BRIEF:
Repeat the material below word for word and leave out all pictures.

SOURCE DATA:

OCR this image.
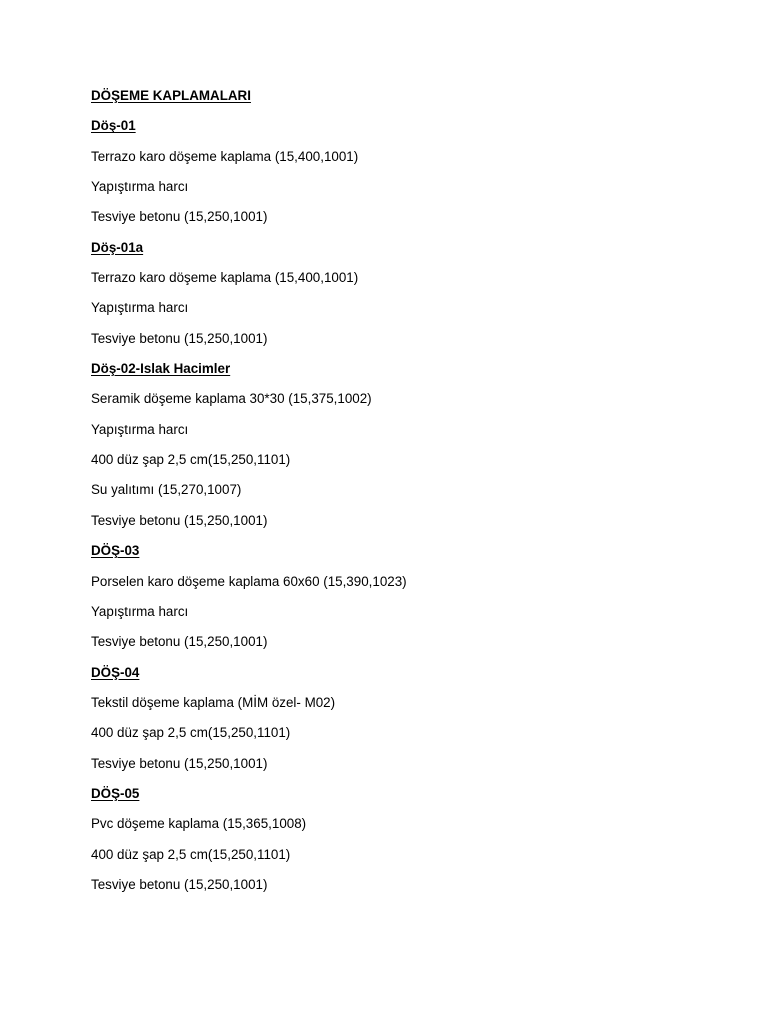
DÖŞEME KAPLAMALARI
Döş-01
Terrazo karo döşeme kaplama (15,400,1001)
Yapıştırma harcı
Tesviye betonu (15,250,1001)
Döş-01a
Terrazo karo döşeme kaplama (15,400,1001)
Yapıştırma harcı
Tesviye betonu (15,250,1001)
Döş-02-Islak Hacimler
Seramik döşeme kaplama 30*30 (15,375,1002)
Yapıştırma harcı
400 düz şap 2,5 cm(15,250,1101)
Su yalıtımı (15,270,1007)
Tesviye betonu (15,250,1001)
DÖŞ-03
Porselen karo döşeme kaplama 60x60 (15,390,1023)
Yapıştırma harcı
Tesviye betonu (15,250,1001)
DÖŞ-04
Tekstil döşeme kaplama (MİM özel- M02)
400 düz şap 2,5 cm(15,250,1101)
Tesviye betonu (15,250,1001)
DÖŞ-05
Pvc döşeme kaplama (15,365,1008)
400 düz şap 2,5 cm(15,250,1101)
Tesviye betonu (15,250,1001)
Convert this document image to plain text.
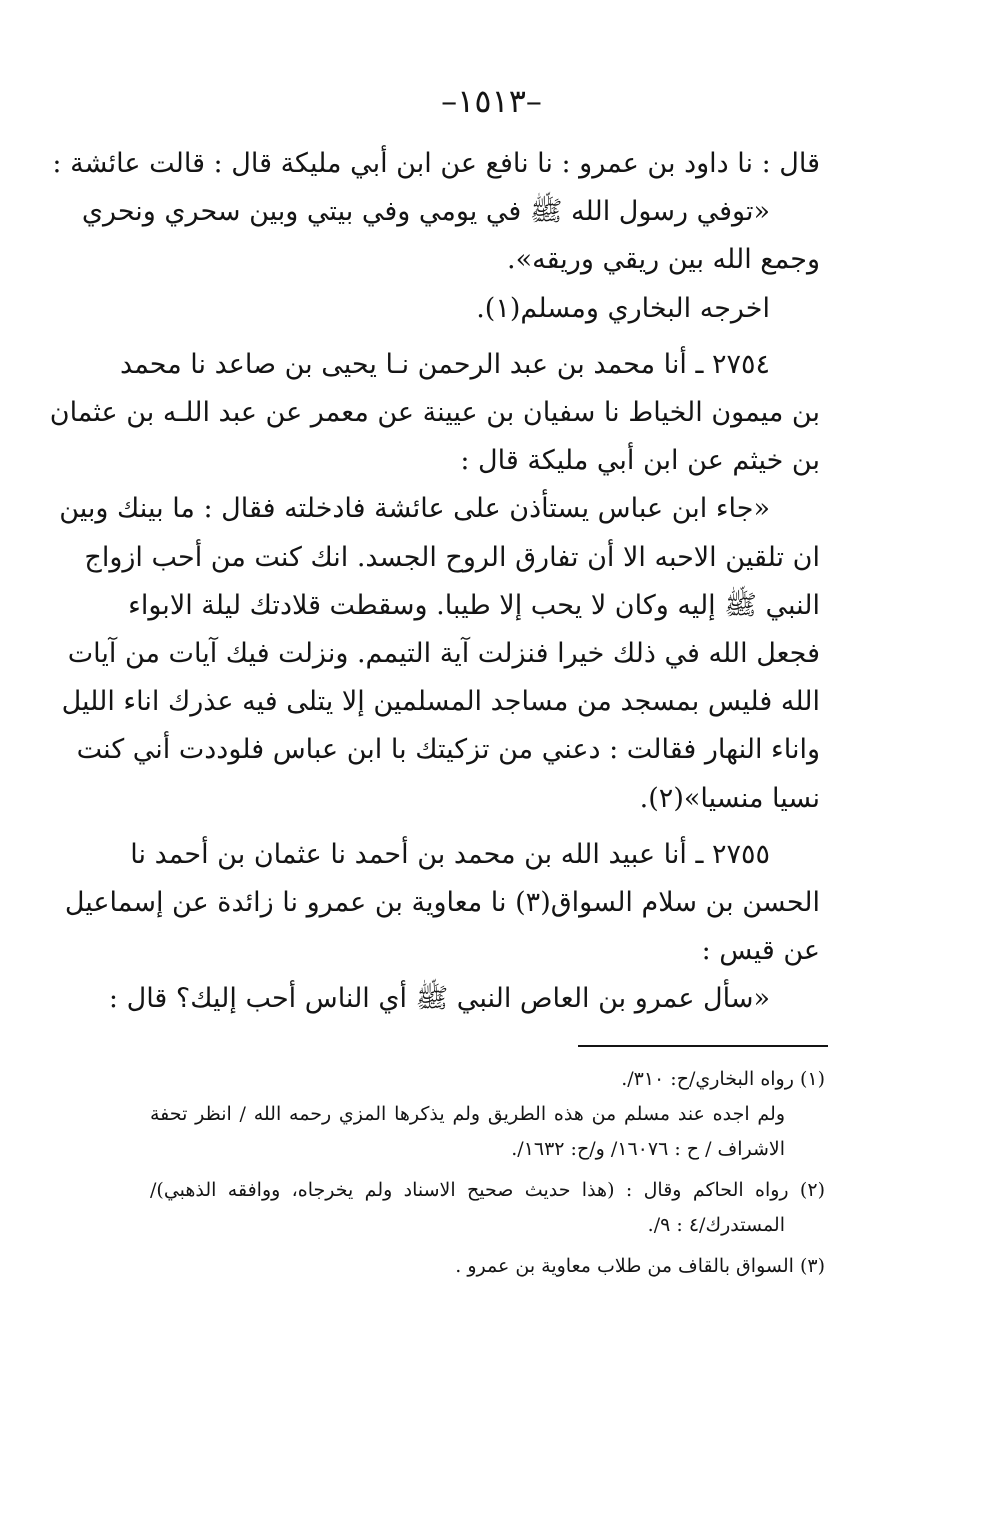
–١٥١٣–
قال : نا داود بن عمرو : نا نافع عن ابن أبي مليكة قال : قالت عائشة :
«توفي رسول الله ﷺ في يومي وفي بيتي وبين سحري ونحري
وجمع الله بين ريقي وريقه».
اخرجه البخاري ومسلم(١).
٢٧٥٤ ـ أنا محمد بن عبد الرحمن نـا يحيى بن صاعد نا محمد
بن ميمون الخياط نا سفيان بن عيينة عن معمر عن عبد اللـه بن عثمان
بن خيثم عن ابن أبي مليكة قال :
«جاء ابن عباس يستأذن على عائشة فادخلته فقال : ما بينك وبين
ان تلقين الاحبه الا أن تفارق الروح الجسد. انك كنت من أحب ازواج
النبي ﷺ إليه وكان لا يحب إلا طيبا. وسقطت قلادتك ليلة الابواء
فجعل الله في ذلك خيرا فنزلت آية التيمم. ونزلت فيك آيات من آيات
الله فليس بمسجد من مساجد المسلمين إلا يتلى فيه عذرك اناء الليل
واناء النهار فقالت : دعني من تزكيتك با ابن عباس فلوددت أني كنت
نسيا منسيا»(٢).
٢٧٥٥ ـ أنا عبيد الله بن محمد بن أحمد نا عثمان بن أحمد نا
الحسن بن سلام السواق(٣) نا معاوية بن عمرو نا زائدة عن إسماعيل
عن قيس :
«سأل عمرو بن العاص النبي ﷺ أي الناس أحب إليك؟ قال :
(١) رواه البخاري/ح: ٣١٠/.
ولم اجده عند مسلم من هذه الطريق ولم يذكرها المزي رحمه الله / انظر تحفة
الاشراف / ح : ١٦٠٧٦/ و/ح: ١٦٣٢/.
(٢) رواه الحاكم وقال : (هذا حديث صحيح الاسناد ولم يخرجاه، ووافقه الذهبي)/
المستدرك/٤ : ٩/.
(٣) السواق بالقاف من طلاب معاوية بن عمرو .
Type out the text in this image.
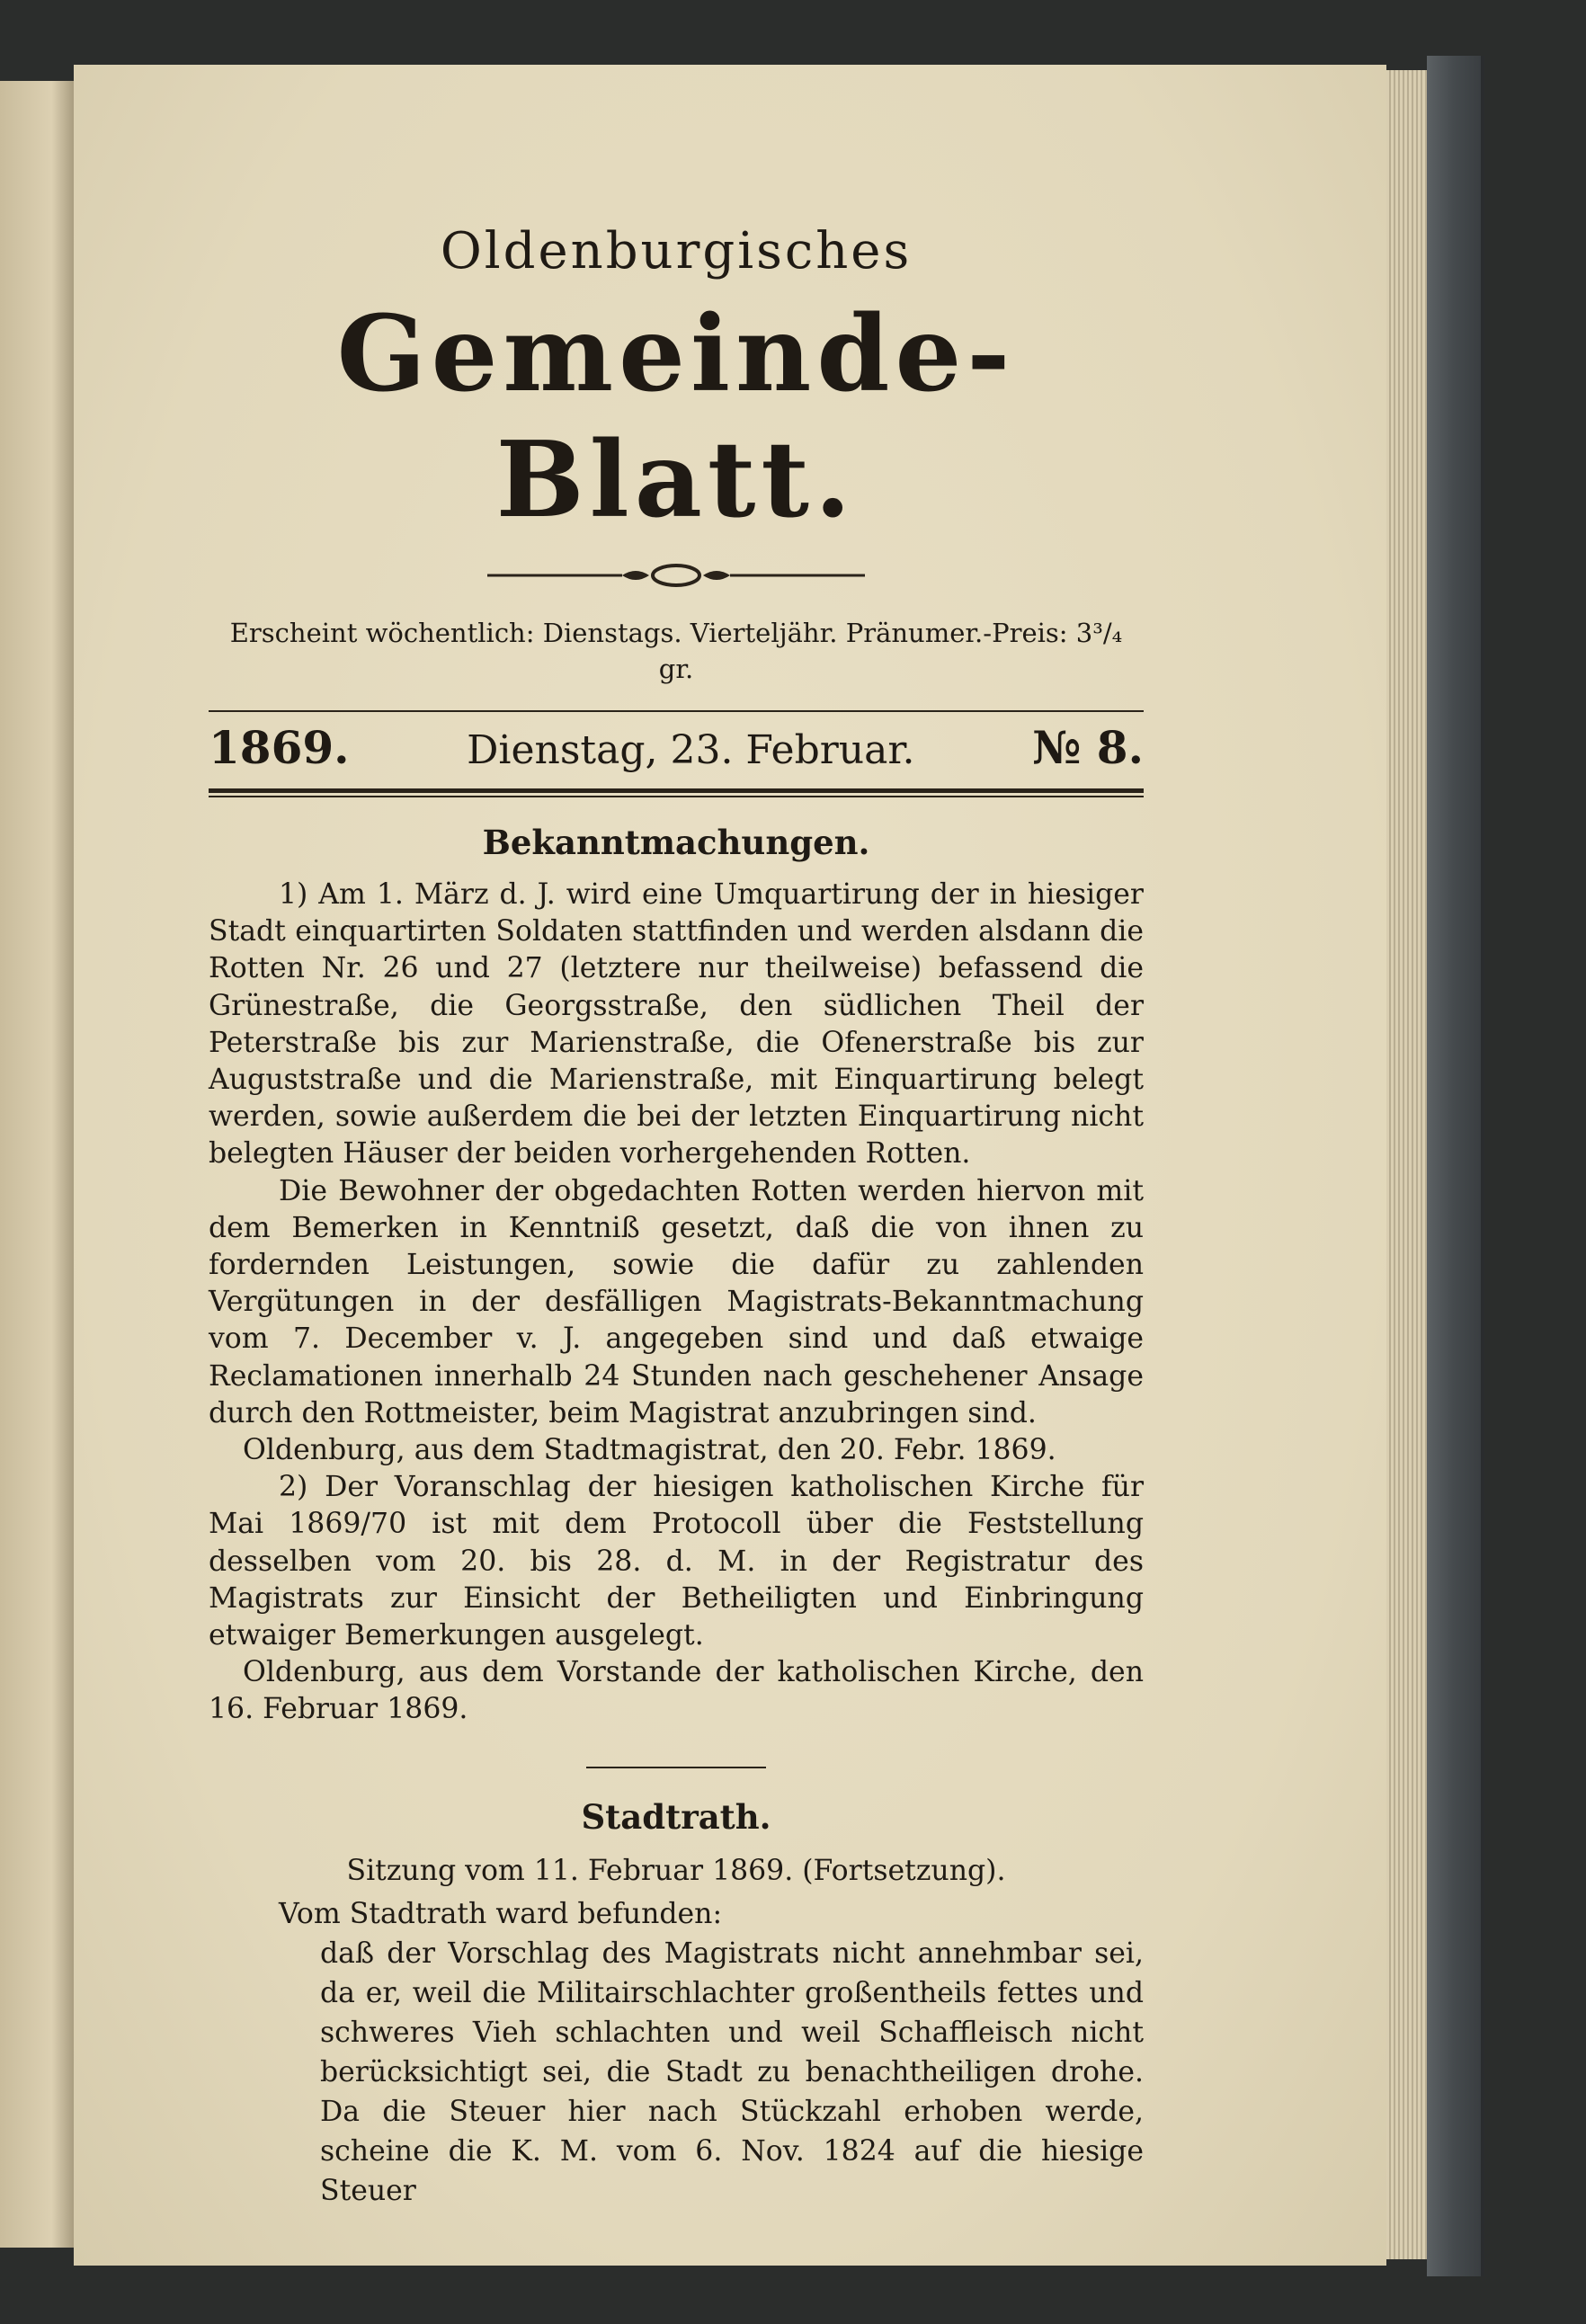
Oldenburgisches
Gemeinde-Blatt.
Erscheint wöchentlich: Dienstags. Vierteljähr. Pränumer.-Preis: 3³/₄ gr.
1869.	Dienstag, 23. Februar.	№ 8.
Bekanntmachungen.

1) Am 1. März d. J. wird eine Umquartirung der in hiesiger Stadt einquartirten Soldaten stattfinden und werden alsdann die Rotten Nr. 26 und 27 (letztere nur theilweise) befassend die Grünestraße, die Georgsstraße, den südlichen Theil der Peterstraße bis zur Marienstraße, die Ofenerstraße bis zur Auguststraße und die Marienstraße, mit Einquartirung belegt werden, sowie außerdem die bei der letzten Einquartirung nicht belegten Häuser der beiden vorhergehenden Rotten.

Die Bewohner der obgedachten Rotten werden hiervon mit dem Bemerken in Kenntniß gesetzt, daß die von ihnen zu fordernden Leistungen, sowie die dafür zu zahlenden Vergütungen in der desfälligen Magistrats-Bekanntmachung vom 7. December v. J. angegeben sind und daß etwaige Reclamationen innerhalb 24 Stunden nach geschehener Ansage durch den Rottmeister, beim Magistrat anzubringen sind.

Oldenburg, aus dem Stadtmagistrat, den 20. Febr. 1869.

2) Der Voranschlag der hiesigen katholischen Kirche für Mai 1869/70 ist mit dem Protocoll über die Feststellung desselben vom 20. bis 28. d. M. in der Registratur des Magistrats zur Einsicht der Betheiligten und Einbringung etwaiger Bemerkungen ausgelegt.

Oldenburg, aus dem Vorstande der katholischen Kirche, den 16. Februar 1869.

Stadtrath.
Sitzung vom 11. Februar 1869. (Fortsetzung).
Vom Stadtrath ward befunden:

daß der Vorschlag des Magistrats nicht annehmbar sei, da er, weil die Militairschlachter großentheils fettes und schweres Vieh schlachten und weil Schaffleisch nicht berücksichtigt sei, die Stadt zu benachtheiligen drohe. Da die Steuer hier nach Stückzahl erhoben werde, scheine die K. M. vom 6. Nov. 1824 auf die hiesige Steuer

FINAL RESULT:
OCR this image.
DÖŞEME KAPLAMALARI
Döş-01
Terrazo karo döşeme kaplama (15,400,1001)
Yapıştırma harcı
Tesviye betonu (15,250,1001)
Döş-01a
Terrazo karo döşeme kaplama (15,400,1001)
Yapıştırma harcı
Tesviye betonu (15,250,1001)
Döş-02-Islak Hacimler
Seramik döşeme kaplama 30*30 (15,375,1002)
Yapıştırma harcı
400 düz şap 2,5 cm(15,250,1101)
Su yalıtımı (15,270,1007)
Tesviye betonu (15,250,1001)
DÖŞ-03
Porselen karo döşeme kaplama 60x60 (15,390,1023)
Yapıştırma harcı
Tesviye betonu (15,250,1001)
DÖŞ-04
Tekstil döşeme kaplama (MİM özel- M02)
400 düz şap 2,5 cm(15,250,1101)
Tesviye betonu (15,250,1001)
DÖŞ-05
Pvc döşeme kaplama (15,365,1008)
400 düz şap 2,5 cm(15,250,1101)
Tesviye betonu (15,250,1001)
Convert this document image to plain text.
–١٥١٣–
قال : نا داود بن عمرو : نا نافع عن ابن أبي مليكة قال : قالت عائشة :
«توفي رسول الله ﷺ في يومي وفي بيتي وبين سحري ونحري
وجمع الله بين ريقي وريقه».
اخرجه البخاري ومسلم(١).
٢٧٥٤ ـ أنا محمد بن عبد الرحمن نـا يحيى بن صاعد نا محمد
بن ميمون الخياط نا سفيان بن عيينة عن معمر عن عبد اللـه بن عثمان
بن خيثم عن ابن أبي مليكة قال :
«جاء ابن عباس يستأذن على عائشة فادخلته فقال : ما بينك وبين
ان تلقين الاحبه الا أن تفارق الروح الجسد. انك كنت من أحب ازواج
النبي ﷺ إليه وكان لا يحب إلا طيبا. وسقطت قلادتك ليلة الابواء
فجعل الله في ذلك خيرا فنزلت آية التيمم. ونزلت فيك آيات من آيات
الله فليس بمسجد من مساجد المسلمين إلا يتلى فيه عذرك اناء الليل
واناء النهار فقالت : دعني من تزكيتك با ابن عباس فلوددت أني كنت
نسيا منسيا»(٢).
٢٧٥٥ ـ أنا عبيد الله بن محمد بن أحمد نا عثمان بن أحمد نا
الحسن بن سلام السواق(٣) نا معاوية بن عمرو نا زائدة عن إسماعيل
عن قيس :
«سأل عمرو بن العاص النبي ﷺ أي الناس أحب إليك؟ قال :
(١) رواه البخاري/ح: ٣١٠/.
ولم اجده عند مسلم من هذه الطريق ولم يذكرها المزي رحمه الله / انظر تحفة
الاشراف / ح : ١٦٠٧٦/ و/ح: ١٦٣٢/.
(٢) رواه الحاكم وقال : (هذا حديث صحيح الاسناد ولم يخرجاه، ووافقه الذهبي)/
المستدرك/٤ : ٩/.
(٣) السواق بالقاف من طلاب معاوية بن عمرو .
Type out the text in this image.
Oldenburgisches
Gemeinde-Blatt.
Erscheint wöchentlich: Dienstags. Vierteljähr. Pränumer.-Preis: 3³/₄ gr.
1869.	Dienstag, 23. Februar.	№ 8.
Bekanntmachungen.

1) Am 1. März d. J. wird eine Umquartirung der in hiesiger Stadt einquartirten Soldaten stattfinden und werden alsdann die Rotten Nr. 26 und 27 (letztere nur theilweise) befassend die Grünestraße, die Georgsstraße, den südlichen Theil der Peterstraße bis zur Marienstraße, die Ofenerstraße bis zur Auguststraße und die Marienstraße, mit Einquartirung belegt werden, sowie außerdem die bei der letzten Einquartirung nicht belegten Häuser der beiden vorhergehenden Rotten.

Die Bewohner der obgedachten Rotten werden hiervon mit dem Bemerken in Kenntniß gesetzt, daß die von ihnen zu fordernden Leistungen, sowie die dafür zu zahlenden Vergütungen in der desfälligen Magistrats-Bekanntmachung vom 7. December v. J. angegeben sind und daß etwaige Reclamationen innerhalb 24 Stunden nach geschehener Ansage durch den Rottmeister, beim Magistrat anzubringen sind.

Oldenburg, aus dem Stadtmagistrat, den 20. Febr. 1869.

2) Der Voranschlag der hiesigen katholischen Kirche für Mai 1869/70 ist mit dem Protocoll über die Feststellung desselben vom 20. bis 28. d. M. in der Registratur des Magistrats zur Einsicht der Betheiligten und Einbringung etwaiger Bemerkungen ausgelegt.

Oldenburg, aus dem Vorstande der katholischen Kirche, den 16. Februar 1869.

Stadtrath.
Sitzung vom 11. Februar 1869. (Fortsetzung).
Vom Stadtrath ward befunden:

daß der Vorschlag des Magistrats nicht annehmbar sei, da er, weil die Militairschlachter großentheils fettes und schweres Vieh schlachten und weil Schaffleisch nicht berücksichtigt sei, die Stadt zu benachtheiligen drohe. Da die Steuer hier nach Stückzahl erhoben werde, scheine die K. M. vom 6. Nov. 1824 auf die hiesige Steuer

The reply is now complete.